Your goal:
Identify and copy all lines of the material where the string "this" is found.

▬▬▬

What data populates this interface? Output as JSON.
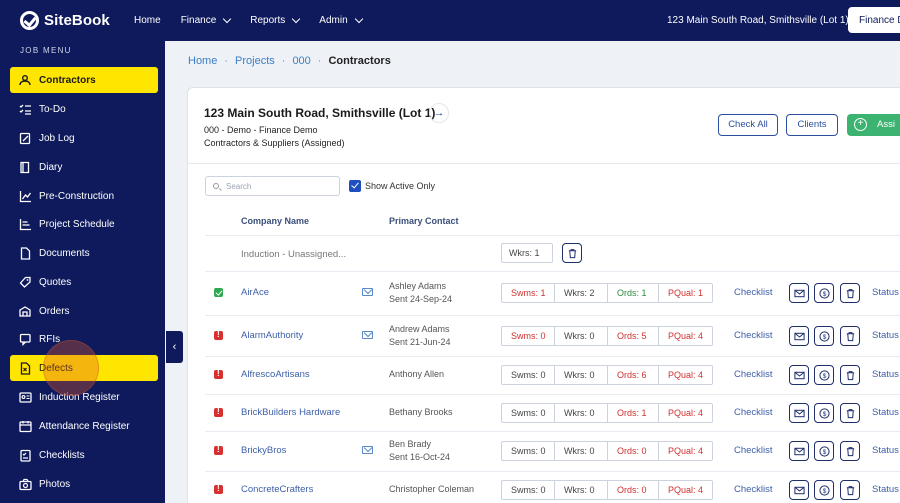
{
  "topbar": {
    "logo_text": "SiteBook",
    "nav": [
      "Home",
      "Finance",
      "Reports",
      "Admin"
    ],
    "address": "123 Main South Road, Smithsville (Lot 1)",
    "finance_button": "Finance D"
  },
  "sidebar": {
    "title": "JOB MENU",
    "items": [
      {
        "label": "Contractors",
        "icon": "contractors-icon"
      },
      {
        "label": "To-Do",
        "icon": "todo-icon"
      },
      {
        "label": "Job Log",
        "icon": "job-log-icon"
      },
      {
        "label": "Diary",
        "icon": "diary-icon"
      },
      {
        "label": "Pre-Construction",
        "icon": "chart-icon"
      },
      {
        "label": "Project Schedule",
        "icon": "schedule-icon"
      },
      {
        "label": "Documents",
        "icon": "document-icon"
      },
      {
        "label": "Quotes",
        "icon": "quotes-icon"
      },
      {
        "label": "Orders",
        "icon": "orders-icon"
      },
      {
        "label": "RFIs",
        "icon": "rfi-icon"
      },
      {
        "label": "Defects",
        "icon": "defects-icon"
      },
      {
        "label": "Induction Register",
        "icon": "induction-icon"
      },
      {
        "label": "Attendance Register",
        "icon": "calendar-icon"
      },
      {
        "label": "Checklists",
        "icon": "checklist-icon"
      },
      {
        "label": "Photos",
        "icon": "camera-icon"
      }
    ],
    "toggle": "‹"
  },
  "breadcrumb": [
    "Home",
    "Projects",
    "000",
    "Contractors"
  ],
  "card": {
    "title": "123 Main South Road, Smithsville (Lot 1)",
    "arrow": "→",
    "subtitle": "000 - Demo - Finance Demo",
    "subtitle2": "Contractors & Suppliers (Assigned)",
    "check_all": "Check All",
    "clients": "Clients",
    "assign": "Assi",
    "search_placeholder": "Search",
    "show_active": "Show Active Only",
    "col_company": "Company Name",
    "col_contact": "Primary Contact"
  },
  "induction_row": {
    "name": "Induction - Unassigned...",
    "wkrs": "Wkrs: 1"
  },
  "rows": [
    {
      "status": "ok",
      "name": "AirAce",
      "mail": true,
      "contact": "Ashley Adams",
      "sent": "Sent 24-Sep-24",
      "swms": "Swms: 1",
      "wkrs": "Wkrs: 2",
      "ords": "Ords: 1",
      "pqual": "PQual: 1",
      "swms_red": true,
      "ords_green": true
    },
    {
      "status": "bad",
      "name": "AlarmAuthority",
      "mail": true,
      "contact": "Andrew Adams",
      "sent": "Sent 21-Jun-24",
      "swms": "Swms: 0",
      "wkrs": "Wkrs: 0",
      "ords": "Ords: 5",
      "pqual": "PQual: 4",
      "swms_red": true,
      "ords_green": false
    },
    {
      "status": "bad",
      "name": "AlfrescoArtisans",
      "mail": false,
      "contact": "Anthony Allen",
      "sent": "",
      "swms": "Swms: 0",
      "wkrs": "Wkrs: 0",
      "ords": "Ords: 6",
      "pqual": "PQual: 4",
      "swms_red": false,
      "ords_green": false
    },
    {
      "status": "bad",
      "name": "BrickBuilders Hardware",
      "mail": false,
      "contact": "Bethany Brooks",
      "sent": "",
      "swms": "Swms: 0",
      "wkrs": "Wkrs: 0",
      "ords": "Ords: 1",
      "pqual": "PQual: 4",
      "swms_red": false,
      "ords_green": false
    },
    {
      "status": "bad",
      "name": "BrickyBros",
      "mail": true,
      "contact": "Ben Brady",
      "sent": "Sent 16-Oct-24",
      "swms": "Swms: 0",
      "wkrs": "Wkrs: 0",
      "ords": "Ords: 0",
      "pqual": "PQual: 4",
      "swms_red": false,
      "ords_green": false
    },
    {
      "status": "bad",
      "name": "ConcreteCrafters",
      "mail": false,
      "contact": "Christopher Coleman",
      "sent": "",
      "swms": "Swms: 0",
      "wkrs": "Wkrs: 0",
      "ords": "Ords: 0",
      "pqual": "PQual: 4",
      "swms_red": false,
      "ords_green": false
    }
  ],
  "row_labels": {
    "checklist": "Checklist",
    "status": "Status"
  }
}
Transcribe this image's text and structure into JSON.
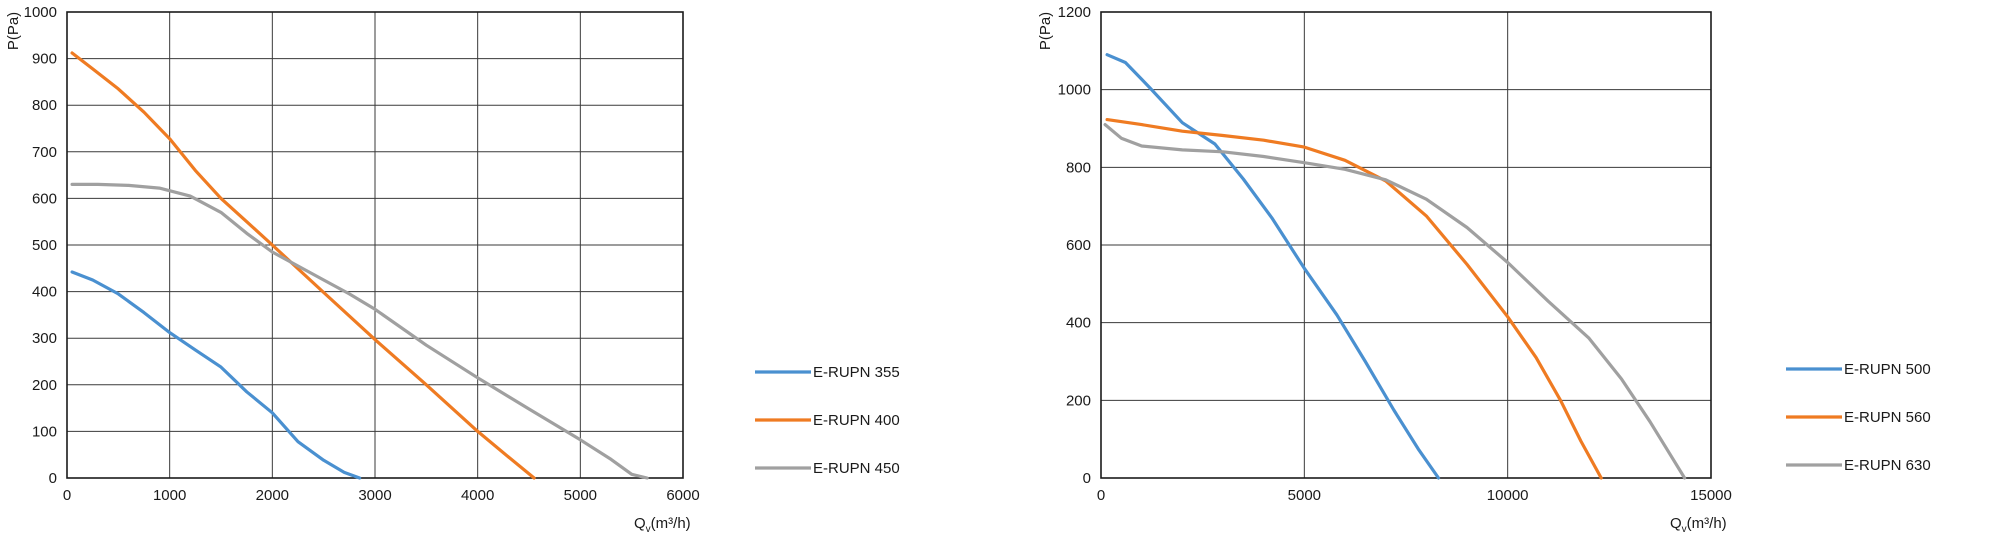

▬▬▬

Output of the exercise:
What data populates this interface? Output as JSON.
Transcribe this image's text and structure into JSON.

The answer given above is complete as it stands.